### THE RECORDS

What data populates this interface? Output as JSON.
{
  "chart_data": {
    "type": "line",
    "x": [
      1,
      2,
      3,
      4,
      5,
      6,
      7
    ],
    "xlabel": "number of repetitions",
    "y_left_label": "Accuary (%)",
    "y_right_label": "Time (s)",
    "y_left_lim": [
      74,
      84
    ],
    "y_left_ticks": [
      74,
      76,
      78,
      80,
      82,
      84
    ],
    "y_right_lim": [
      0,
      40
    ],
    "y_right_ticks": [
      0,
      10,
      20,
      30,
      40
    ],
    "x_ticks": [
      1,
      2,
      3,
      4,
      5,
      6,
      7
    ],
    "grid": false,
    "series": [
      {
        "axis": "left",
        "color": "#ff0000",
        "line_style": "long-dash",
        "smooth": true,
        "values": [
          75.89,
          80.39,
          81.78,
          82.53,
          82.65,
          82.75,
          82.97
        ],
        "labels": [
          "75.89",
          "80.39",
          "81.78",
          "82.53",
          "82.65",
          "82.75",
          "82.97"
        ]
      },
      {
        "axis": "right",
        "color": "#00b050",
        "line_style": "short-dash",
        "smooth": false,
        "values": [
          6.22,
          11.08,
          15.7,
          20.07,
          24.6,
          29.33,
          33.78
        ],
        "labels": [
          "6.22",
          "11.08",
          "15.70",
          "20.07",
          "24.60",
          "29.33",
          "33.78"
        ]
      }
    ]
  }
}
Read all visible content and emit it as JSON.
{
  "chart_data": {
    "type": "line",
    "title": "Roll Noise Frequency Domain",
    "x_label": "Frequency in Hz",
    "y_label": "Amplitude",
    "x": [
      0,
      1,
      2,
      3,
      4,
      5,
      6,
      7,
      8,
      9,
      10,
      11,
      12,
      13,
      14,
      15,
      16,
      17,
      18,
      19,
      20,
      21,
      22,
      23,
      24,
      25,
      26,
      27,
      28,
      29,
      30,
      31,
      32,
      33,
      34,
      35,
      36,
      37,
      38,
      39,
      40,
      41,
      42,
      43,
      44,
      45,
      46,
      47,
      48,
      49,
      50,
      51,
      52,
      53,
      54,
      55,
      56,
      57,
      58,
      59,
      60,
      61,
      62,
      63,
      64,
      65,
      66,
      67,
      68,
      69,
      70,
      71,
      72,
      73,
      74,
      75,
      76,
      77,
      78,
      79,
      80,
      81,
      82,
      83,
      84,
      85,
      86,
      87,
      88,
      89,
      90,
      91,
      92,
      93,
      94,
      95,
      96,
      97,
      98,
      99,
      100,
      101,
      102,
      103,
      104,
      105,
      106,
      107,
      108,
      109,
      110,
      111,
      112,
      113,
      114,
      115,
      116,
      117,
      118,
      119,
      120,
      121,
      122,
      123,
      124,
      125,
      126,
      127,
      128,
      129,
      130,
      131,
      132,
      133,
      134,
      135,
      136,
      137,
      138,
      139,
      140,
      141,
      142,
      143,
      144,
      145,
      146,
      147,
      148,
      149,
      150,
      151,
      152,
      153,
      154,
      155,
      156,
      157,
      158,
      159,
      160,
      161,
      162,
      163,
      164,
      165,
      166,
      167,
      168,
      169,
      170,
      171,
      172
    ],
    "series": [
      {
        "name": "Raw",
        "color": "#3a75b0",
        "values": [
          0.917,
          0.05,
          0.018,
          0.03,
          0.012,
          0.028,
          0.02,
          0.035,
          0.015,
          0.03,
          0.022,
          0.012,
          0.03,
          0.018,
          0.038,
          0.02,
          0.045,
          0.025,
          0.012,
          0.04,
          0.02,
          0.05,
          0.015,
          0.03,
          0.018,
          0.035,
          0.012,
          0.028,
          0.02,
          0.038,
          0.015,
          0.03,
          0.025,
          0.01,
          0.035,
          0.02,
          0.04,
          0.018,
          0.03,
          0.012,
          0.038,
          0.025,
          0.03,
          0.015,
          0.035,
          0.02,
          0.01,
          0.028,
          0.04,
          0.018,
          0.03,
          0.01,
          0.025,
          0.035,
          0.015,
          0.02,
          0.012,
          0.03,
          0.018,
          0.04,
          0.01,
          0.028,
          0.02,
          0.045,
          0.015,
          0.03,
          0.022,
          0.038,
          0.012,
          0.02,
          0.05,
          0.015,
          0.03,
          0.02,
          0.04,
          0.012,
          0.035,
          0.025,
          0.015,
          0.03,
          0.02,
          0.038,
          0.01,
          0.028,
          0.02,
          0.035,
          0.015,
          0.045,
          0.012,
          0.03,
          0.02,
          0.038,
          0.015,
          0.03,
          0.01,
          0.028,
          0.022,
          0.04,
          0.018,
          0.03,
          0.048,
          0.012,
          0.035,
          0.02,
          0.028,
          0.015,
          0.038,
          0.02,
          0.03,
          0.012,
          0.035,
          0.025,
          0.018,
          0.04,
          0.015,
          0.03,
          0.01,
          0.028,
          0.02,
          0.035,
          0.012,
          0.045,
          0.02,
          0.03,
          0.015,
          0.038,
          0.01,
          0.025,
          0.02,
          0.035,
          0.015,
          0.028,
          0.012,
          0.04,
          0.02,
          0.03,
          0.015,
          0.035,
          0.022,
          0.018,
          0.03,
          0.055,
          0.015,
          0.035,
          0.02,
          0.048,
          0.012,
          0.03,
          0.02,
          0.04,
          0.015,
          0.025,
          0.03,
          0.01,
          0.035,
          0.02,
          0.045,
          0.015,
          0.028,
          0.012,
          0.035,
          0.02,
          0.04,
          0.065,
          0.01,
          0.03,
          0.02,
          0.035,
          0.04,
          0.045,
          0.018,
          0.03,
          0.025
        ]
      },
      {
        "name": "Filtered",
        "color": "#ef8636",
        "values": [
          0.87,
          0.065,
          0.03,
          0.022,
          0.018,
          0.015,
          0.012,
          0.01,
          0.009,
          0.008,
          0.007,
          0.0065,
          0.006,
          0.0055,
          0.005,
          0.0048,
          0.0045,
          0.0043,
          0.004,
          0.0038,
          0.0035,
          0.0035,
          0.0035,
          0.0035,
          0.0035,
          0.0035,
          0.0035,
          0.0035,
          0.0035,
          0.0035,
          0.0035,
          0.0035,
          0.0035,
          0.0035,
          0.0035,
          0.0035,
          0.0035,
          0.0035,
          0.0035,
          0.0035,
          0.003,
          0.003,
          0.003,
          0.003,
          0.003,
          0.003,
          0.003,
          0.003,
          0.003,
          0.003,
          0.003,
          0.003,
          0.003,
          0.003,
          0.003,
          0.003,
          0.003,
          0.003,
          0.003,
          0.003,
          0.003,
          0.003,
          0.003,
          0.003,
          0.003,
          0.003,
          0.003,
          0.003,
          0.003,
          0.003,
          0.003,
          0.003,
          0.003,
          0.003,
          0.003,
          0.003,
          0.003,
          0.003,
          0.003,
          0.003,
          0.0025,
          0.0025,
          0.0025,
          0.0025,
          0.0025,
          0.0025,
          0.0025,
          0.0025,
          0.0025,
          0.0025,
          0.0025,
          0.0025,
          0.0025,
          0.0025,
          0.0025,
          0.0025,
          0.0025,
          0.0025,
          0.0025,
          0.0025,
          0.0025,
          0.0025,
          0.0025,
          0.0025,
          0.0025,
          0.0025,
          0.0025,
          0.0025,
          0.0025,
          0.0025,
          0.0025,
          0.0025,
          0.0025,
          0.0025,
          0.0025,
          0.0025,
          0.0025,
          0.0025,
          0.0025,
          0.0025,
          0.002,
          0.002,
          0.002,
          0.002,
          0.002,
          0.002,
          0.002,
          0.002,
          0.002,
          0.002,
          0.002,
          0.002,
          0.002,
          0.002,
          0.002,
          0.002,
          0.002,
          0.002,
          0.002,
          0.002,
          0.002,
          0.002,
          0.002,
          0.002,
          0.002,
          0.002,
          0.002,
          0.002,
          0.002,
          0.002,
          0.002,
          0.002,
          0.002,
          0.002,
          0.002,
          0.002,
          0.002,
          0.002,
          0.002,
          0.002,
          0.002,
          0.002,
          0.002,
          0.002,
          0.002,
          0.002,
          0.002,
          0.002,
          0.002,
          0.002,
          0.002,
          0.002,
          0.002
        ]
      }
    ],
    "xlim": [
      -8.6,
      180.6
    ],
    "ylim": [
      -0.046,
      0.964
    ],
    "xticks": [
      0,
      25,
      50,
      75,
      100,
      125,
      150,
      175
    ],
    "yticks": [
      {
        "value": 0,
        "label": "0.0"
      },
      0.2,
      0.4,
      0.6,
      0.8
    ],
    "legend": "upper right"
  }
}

######

Extract from the data every line where "dash" shows up.

        "line_style": "long-dash",
        "line_style": "short-dash",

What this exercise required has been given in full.